====== Exercise data

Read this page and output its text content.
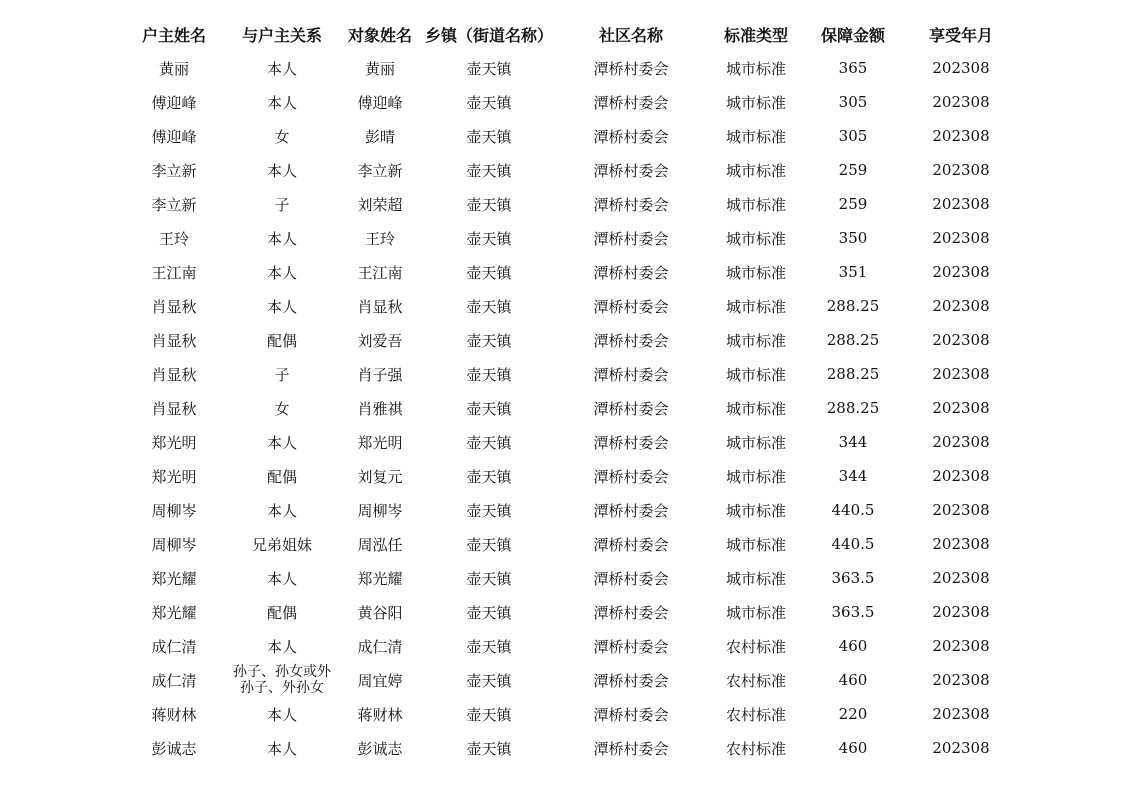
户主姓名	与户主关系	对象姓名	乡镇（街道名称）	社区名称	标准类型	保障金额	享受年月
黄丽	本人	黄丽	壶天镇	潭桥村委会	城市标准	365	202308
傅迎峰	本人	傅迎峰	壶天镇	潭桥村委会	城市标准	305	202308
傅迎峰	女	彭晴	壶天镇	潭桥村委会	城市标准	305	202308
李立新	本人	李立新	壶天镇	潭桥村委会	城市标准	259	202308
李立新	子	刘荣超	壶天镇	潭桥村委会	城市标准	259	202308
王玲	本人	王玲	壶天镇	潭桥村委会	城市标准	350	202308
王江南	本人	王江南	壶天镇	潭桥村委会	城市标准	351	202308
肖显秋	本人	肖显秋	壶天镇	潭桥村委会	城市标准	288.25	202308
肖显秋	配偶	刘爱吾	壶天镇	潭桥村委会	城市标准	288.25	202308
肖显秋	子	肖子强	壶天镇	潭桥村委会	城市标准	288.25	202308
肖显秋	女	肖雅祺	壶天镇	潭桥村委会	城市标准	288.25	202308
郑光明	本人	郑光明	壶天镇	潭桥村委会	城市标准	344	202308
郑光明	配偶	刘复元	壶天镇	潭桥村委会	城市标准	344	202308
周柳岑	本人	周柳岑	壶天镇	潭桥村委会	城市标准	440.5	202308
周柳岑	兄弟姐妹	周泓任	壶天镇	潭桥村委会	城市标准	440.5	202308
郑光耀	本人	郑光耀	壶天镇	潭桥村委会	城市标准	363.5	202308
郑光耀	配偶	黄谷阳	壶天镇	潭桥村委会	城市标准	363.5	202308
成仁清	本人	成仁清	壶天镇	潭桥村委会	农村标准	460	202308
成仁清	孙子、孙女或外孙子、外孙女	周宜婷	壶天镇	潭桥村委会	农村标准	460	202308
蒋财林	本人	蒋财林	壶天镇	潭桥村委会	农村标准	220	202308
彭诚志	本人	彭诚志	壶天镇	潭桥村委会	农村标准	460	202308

============
====== Exercise data

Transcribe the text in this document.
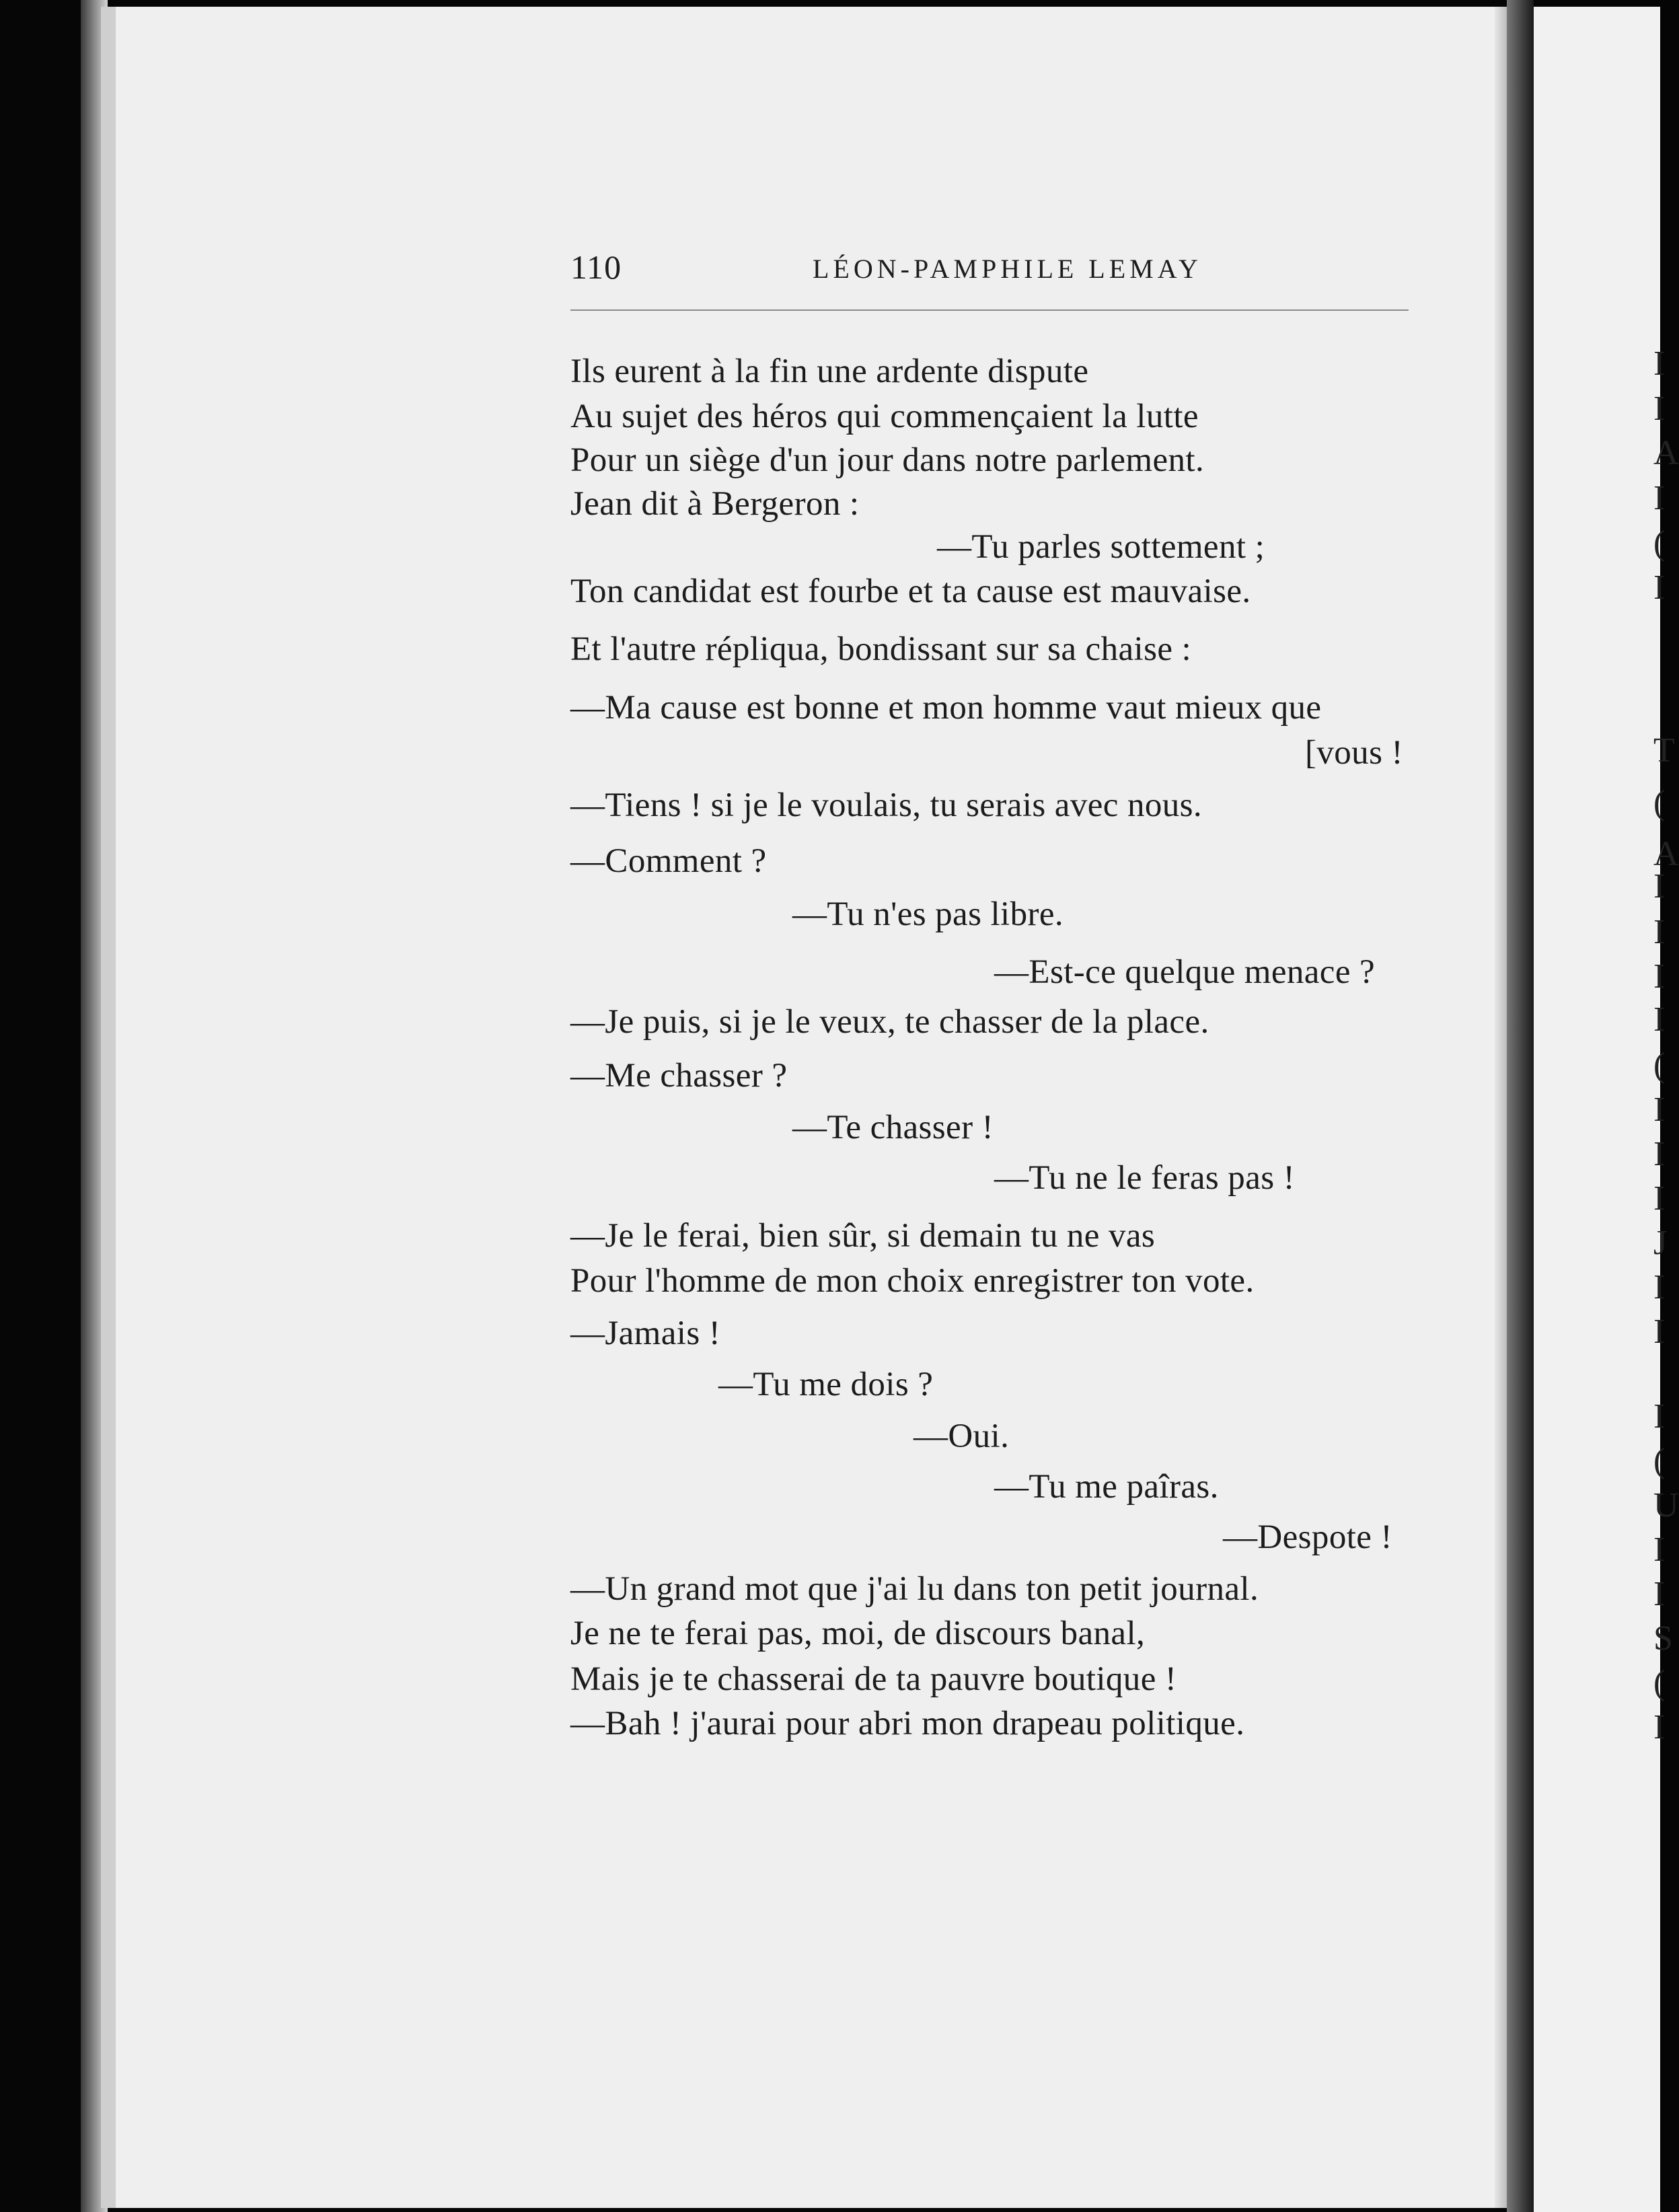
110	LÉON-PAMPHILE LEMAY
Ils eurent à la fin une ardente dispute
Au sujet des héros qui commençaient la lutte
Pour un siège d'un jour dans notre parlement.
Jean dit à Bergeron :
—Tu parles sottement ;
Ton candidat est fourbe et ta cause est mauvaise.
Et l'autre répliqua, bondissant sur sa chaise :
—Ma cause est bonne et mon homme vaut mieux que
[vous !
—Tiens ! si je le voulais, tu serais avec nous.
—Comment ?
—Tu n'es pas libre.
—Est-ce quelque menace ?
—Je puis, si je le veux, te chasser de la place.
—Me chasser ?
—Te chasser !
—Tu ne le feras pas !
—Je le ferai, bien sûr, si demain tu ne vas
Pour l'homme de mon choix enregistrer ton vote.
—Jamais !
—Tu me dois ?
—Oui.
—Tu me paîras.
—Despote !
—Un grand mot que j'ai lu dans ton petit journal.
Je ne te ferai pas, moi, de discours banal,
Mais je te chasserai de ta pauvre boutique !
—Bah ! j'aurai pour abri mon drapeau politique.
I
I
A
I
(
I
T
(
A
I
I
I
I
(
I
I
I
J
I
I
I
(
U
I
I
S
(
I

============
====== Exercise data

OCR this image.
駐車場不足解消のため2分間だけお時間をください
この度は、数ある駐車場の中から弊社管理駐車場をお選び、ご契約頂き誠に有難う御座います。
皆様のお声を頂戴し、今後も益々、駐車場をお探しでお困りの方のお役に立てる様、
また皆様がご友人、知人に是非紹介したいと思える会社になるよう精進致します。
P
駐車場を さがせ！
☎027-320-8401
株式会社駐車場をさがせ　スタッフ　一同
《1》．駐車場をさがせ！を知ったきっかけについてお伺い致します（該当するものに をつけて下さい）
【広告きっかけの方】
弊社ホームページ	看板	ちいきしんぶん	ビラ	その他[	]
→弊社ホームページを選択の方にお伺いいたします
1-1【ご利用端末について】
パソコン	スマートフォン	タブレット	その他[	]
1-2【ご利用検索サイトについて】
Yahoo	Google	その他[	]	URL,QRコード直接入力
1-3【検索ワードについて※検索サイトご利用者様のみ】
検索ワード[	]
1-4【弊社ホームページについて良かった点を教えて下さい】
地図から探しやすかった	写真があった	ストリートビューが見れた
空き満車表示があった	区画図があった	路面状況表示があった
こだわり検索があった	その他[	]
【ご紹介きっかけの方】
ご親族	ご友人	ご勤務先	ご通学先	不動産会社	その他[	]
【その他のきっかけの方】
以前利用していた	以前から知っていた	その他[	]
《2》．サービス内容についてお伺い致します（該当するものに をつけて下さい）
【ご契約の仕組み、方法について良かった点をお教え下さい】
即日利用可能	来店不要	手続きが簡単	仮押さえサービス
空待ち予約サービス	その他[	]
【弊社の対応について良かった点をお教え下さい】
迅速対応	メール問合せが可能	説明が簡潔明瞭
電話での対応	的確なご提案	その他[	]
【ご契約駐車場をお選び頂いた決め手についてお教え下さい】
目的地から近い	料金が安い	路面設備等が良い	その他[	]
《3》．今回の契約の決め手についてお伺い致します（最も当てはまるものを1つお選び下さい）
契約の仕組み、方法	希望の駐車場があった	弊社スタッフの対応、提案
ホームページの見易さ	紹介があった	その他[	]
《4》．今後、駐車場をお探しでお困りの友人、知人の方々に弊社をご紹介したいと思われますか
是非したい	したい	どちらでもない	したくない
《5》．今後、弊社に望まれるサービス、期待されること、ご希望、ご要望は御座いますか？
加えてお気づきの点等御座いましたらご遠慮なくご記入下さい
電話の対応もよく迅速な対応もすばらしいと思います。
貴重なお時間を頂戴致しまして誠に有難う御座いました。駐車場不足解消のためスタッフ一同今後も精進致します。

============

Problem description: Where a line contains "this", copy that line.

Reply to the exercise:
Read this page and output its text content.
Transcribe the text in this document.
OCR this image.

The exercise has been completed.